--- Start of GIVEN DATA ---
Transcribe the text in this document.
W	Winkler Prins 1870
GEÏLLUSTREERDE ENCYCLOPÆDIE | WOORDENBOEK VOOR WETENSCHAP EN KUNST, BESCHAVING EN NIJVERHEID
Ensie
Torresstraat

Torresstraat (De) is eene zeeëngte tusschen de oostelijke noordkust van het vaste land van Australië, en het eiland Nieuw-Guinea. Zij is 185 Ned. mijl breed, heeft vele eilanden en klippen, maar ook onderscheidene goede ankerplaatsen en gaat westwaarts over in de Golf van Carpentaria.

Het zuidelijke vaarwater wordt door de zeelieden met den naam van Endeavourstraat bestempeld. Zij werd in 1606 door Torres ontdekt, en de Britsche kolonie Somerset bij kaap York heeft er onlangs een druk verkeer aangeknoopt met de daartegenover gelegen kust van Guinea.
--- End of GIVEN DATA ---
> [REQUIRED WORK] In the listing, how many lines hold "heeft"? Answer with a bare number.

> [WRITTEN REPLY] 2